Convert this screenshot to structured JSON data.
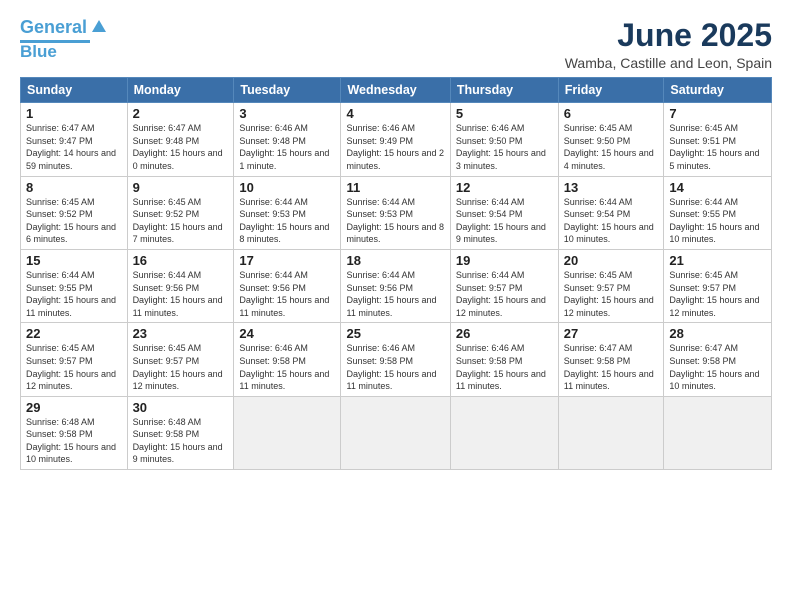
{
  "logo": {
    "line1": "General",
    "line2": "Blue"
  },
  "title": "June 2025",
  "subtitle": "Wamba, Castille and Leon, Spain",
  "headers": [
    "Sunday",
    "Monday",
    "Tuesday",
    "Wednesday",
    "Thursday",
    "Friday",
    "Saturday"
  ],
  "weeks": [
    [
      {
        "day": "1",
        "info": "Sunrise: 6:47 AM\nSunset: 9:47 PM\nDaylight: 14 hours and 59 minutes."
      },
      {
        "day": "2",
        "info": "Sunrise: 6:47 AM\nSunset: 9:48 PM\nDaylight: 15 hours and 0 minutes."
      },
      {
        "day": "3",
        "info": "Sunrise: 6:46 AM\nSunset: 9:48 PM\nDaylight: 15 hours and 1 minute."
      },
      {
        "day": "4",
        "info": "Sunrise: 6:46 AM\nSunset: 9:49 PM\nDaylight: 15 hours and 2 minutes."
      },
      {
        "day": "5",
        "info": "Sunrise: 6:46 AM\nSunset: 9:50 PM\nDaylight: 15 hours and 3 minutes."
      },
      {
        "day": "6",
        "info": "Sunrise: 6:45 AM\nSunset: 9:50 PM\nDaylight: 15 hours and 4 minutes."
      },
      {
        "day": "7",
        "info": "Sunrise: 6:45 AM\nSunset: 9:51 PM\nDaylight: 15 hours and 5 minutes."
      }
    ],
    [
      {
        "day": "8",
        "info": "Sunrise: 6:45 AM\nSunset: 9:52 PM\nDaylight: 15 hours and 6 minutes."
      },
      {
        "day": "9",
        "info": "Sunrise: 6:45 AM\nSunset: 9:52 PM\nDaylight: 15 hours and 7 minutes."
      },
      {
        "day": "10",
        "info": "Sunrise: 6:44 AM\nSunset: 9:53 PM\nDaylight: 15 hours and 8 minutes."
      },
      {
        "day": "11",
        "info": "Sunrise: 6:44 AM\nSunset: 9:53 PM\nDaylight: 15 hours and 8 minutes."
      },
      {
        "day": "12",
        "info": "Sunrise: 6:44 AM\nSunset: 9:54 PM\nDaylight: 15 hours and 9 minutes."
      },
      {
        "day": "13",
        "info": "Sunrise: 6:44 AM\nSunset: 9:54 PM\nDaylight: 15 hours and 10 minutes."
      },
      {
        "day": "14",
        "info": "Sunrise: 6:44 AM\nSunset: 9:55 PM\nDaylight: 15 hours and 10 minutes."
      }
    ],
    [
      {
        "day": "15",
        "info": "Sunrise: 6:44 AM\nSunset: 9:55 PM\nDaylight: 15 hours and 11 minutes."
      },
      {
        "day": "16",
        "info": "Sunrise: 6:44 AM\nSunset: 9:56 PM\nDaylight: 15 hours and 11 minutes."
      },
      {
        "day": "17",
        "info": "Sunrise: 6:44 AM\nSunset: 9:56 PM\nDaylight: 15 hours and 11 minutes."
      },
      {
        "day": "18",
        "info": "Sunrise: 6:44 AM\nSunset: 9:56 PM\nDaylight: 15 hours and 11 minutes."
      },
      {
        "day": "19",
        "info": "Sunrise: 6:44 AM\nSunset: 9:57 PM\nDaylight: 15 hours and 12 minutes."
      },
      {
        "day": "20",
        "info": "Sunrise: 6:45 AM\nSunset: 9:57 PM\nDaylight: 15 hours and 12 minutes."
      },
      {
        "day": "21",
        "info": "Sunrise: 6:45 AM\nSunset: 9:57 PM\nDaylight: 15 hours and 12 minutes."
      }
    ],
    [
      {
        "day": "22",
        "info": "Sunrise: 6:45 AM\nSunset: 9:57 PM\nDaylight: 15 hours and 12 minutes."
      },
      {
        "day": "23",
        "info": "Sunrise: 6:45 AM\nSunset: 9:57 PM\nDaylight: 15 hours and 12 minutes."
      },
      {
        "day": "24",
        "info": "Sunrise: 6:46 AM\nSunset: 9:58 PM\nDaylight: 15 hours and 11 minutes."
      },
      {
        "day": "25",
        "info": "Sunrise: 6:46 AM\nSunset: 9:58 PM\nDaylight: 15 hours and 11 minutes."
      },
      {
        "day": "26",
        "info": "Sunrise: 6:46 AM\nSunset: 9:58 PM\nDaylight: 15 hours and 11 minutes."
      },
      {
        "day": "27",
        "info": "Sunrise: 6:47 AM\nSunset: 9:58 PM\nDaylight: 15 hours and 11 minutes."
      },
      {
        "day": "28",
        "info": "Sunrise: 6:47 AM\nSunset: 9:58 PM\nDaylight: 15 hours and 10 minutes."
      }
    ],
    [
      {
        "day": "29",
        "info": "Sunrise: 6:48 AM\nSunset: 9:58 PM\nDaylight: 15 hours and 10 minutes."
      },
      {
        "day": "30",
        "info": "Sunrise: 6:48 AM\nSunset: 9:58 PM\nDaylight: 15 hours and 9 minutes."
      },
      {
        "day": "",
        "info": ""
      },
      {
        "day": "",
        "info": ""
      },
      {
        "day": "",
        "info": ""
      },
      {
        "day": "",
        "info": ""
      },
      {
        "day": "",
        "info": ""
      }
    ]
  ]
}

______

■ YOUR INSTRUCTIONS
Output every entry word for word, but omit the pictures.

■ EXERCISE RESULT
Convert this screenshot to structured JSON data.
{
  "logo": {
    "line1": "General",
    "line2": "Blue"
  },
  "title": "June 2025",
  "subtitle": "Wamba, Castille and Leon, Spain",
  "headers": [
    "Sunday",
    "Monday",
    "Tuesday",
    "Wednesday",
    "Thursday",
    "Friday",
    "Saturday"
  ],
  "weeks": [
    [
      {
        "day": "1",
        "info": "Sunrise: 6:47 AM\nSunset: 9:47 PM\nDaylight: 14 hours and 59 minutes."
      },
      {
        "day": "2",
        "info": "Sunrise: 6:47 AM\nSunset: 9:48 PM\nDaylight: 15 hours and 0 minutes."
      },
      {
        "day": "3",
        "info": "Sunrise: 6:46 AM\nSunset: 9:48 PM\nDaylight: 15 hours and 1 minute."
      },
      {
        "day": "4",
        "info": "Sunrise: 6:46 AM\nSunset: 9:49 PM\nDaylight: 15 hours and 2 minutes."
      },
      {
        "day": "5",
        "info": "Sunrise: 6:46 AM\nSunset: 9:50 PM\nDaylight: 15 hours and 3 minutes."
      },
      {
        "day": "6",
        "info": "Sunrise: 6:45 AM\nSunset: 9:50 PM\nDaylight: 15 hours and 4 minutes."
      },
      {
        "day": "7",
        "info": "Sunrise: 6:45 AM\nSunset: 9:51 PM\nDaylight: 15 hours and 5 minutes."
      }
    ],
    [
      {
        "day": "8",
        "info": "Sunrise: 6:45 AM\nSunset: 9:52 PM\nDaylight: 15 hours and 6 minutes."
      },
      {
        "day": "9",
        "info": "Sunrise: 6:45 AM\nSunset: 9:52 PM\nDaylight: 15 hours and 7 minutes."
      },
      {
        "day": "10",
        "info": "Sunrise: 6:44 AM\nSunset: 9:53 PM\nDaylight: 15 hours and 8 minutes."
      },
      {
        "day": "11",
        "info": "Sunrise: 6:44 AM\nSunset: 9:53 PM\nDaylight: 15 hours and 8 minutes."
      },
      {
        "day": "12",
        "info": "Sunrise: 6:44 AM\nSunset: 9:54 PM\nDaylight: 15 hours and 9 minutes."
      },
      {
        "day": "13",
        "info": "Sunrise: 6:44 AM\nSunset: 9:54 PM\nDaylight: 15 hours and 10 minutes."
      },
      {
        "day": "14",
        "info": "Sunrise: 6:44 AM\nSunset: 9:55 PM\nDaylight: 15 hours and 10 minutes."
      }
    ],
    [
      {
        "day": "15",
        "info": "Sunrise: 6:44 AM\nSunset: 9:55 PM\nDaylight: 15 hours and 11 minutes."
      },
      {
        "day": "16",
        "info": "Sunrise: 6:44 AM\nSunset: 9:56 PM\nDaylight: 15 hours and 11 minutes."
      },
      {
        "day": "17",
        "info": "Sunrise: 6:44 AM\nSunset: 9:56 PM\nDaylight: 15 hours and 11 minutes."
      },
      {
        "day": "18",
        "info": "Sunrise: 6:44 AM\nSunset: 9:56 PM\nDaylight: 15 hours and 11 minutes."
      },
      {
        "day": "19",
        "info": "Sunrise: 6:44 AM\nSunset: 9:57 PM\nDaylight: 15 hours and 12 minutes."
      },
      {
        "day": "20",
        "info": "Sunrise: 6:45 AM\nSunset: 9:57 PM\nDaylight: 15 hours and 12 minutes."
      },
      {
        "day": "21",
        "info": "Sunrise: 6:45 AM\nSunset: 9:57 PM\nDaylight: 15 hours and 12 minutes."
      }
    ],
    [
      {
        "day": "22",
        "info": "Sunrise: 6:45 AM\nSunset: 9:57 PM\nDaylight: 15 hours and 12 minutes."
      },
      {
        "day": "23",
        "info": "Sunrise: 6:45 AM\nSunset: 9:57 PM\nDaylight: 15 hours and 12 minutes."
      },
      {
        "day": "24",
        "info": "Sunrise: 6:46 AM\nSunset: 9:58 PM\nDaylight: 15 hours and 11 minutes."
      },
      {
        "day": "25",
        "info": "Sunrise: 6:46 AM\nSunset: 9:58 PM\nDaylight: 15 hours and 11 minutes."
      },
      {
        "day": "26",
        "info": "Sunrise: 6:46 AM\nSunset: 9:58 PM\nDaylight: 15 hours and 11 minutes."
      },
      {
        "day": "27",
        "info": "Sunrise: 6:47 AM\nSunset: 9:58 PM\nDaylight: 15 hours and 11 minutes."
      },
      {
        "day": "28",
        "info": "Sunrise: 6:47 AM\nSunset: 9:58 PM\nDaylight: 15 hours and 10 minutes."
      }
    ],
    [
      {
        "day": "29",
        "info": "Sunrise: 6:48 AM\nSunset: 9:58 PM\nDaylight: 15 hours and 10 minutes."
      },
      {
        "day": "30",
        "info": "Sunrise: 6:48 AM\nSunset: 9:58 PM\nDaylight: 15 hours and 9 minutes."
      },
      {
        "day": "",
        "info": ""
      },
      {
        "day": "",
        "info": ""
      },
      {
        "day": "",
        "info": ""
      },
      {
        "day": "",
        "info": ""
      },
      {
        "day": "",
        "info": ""
      }
    ]
  ]
}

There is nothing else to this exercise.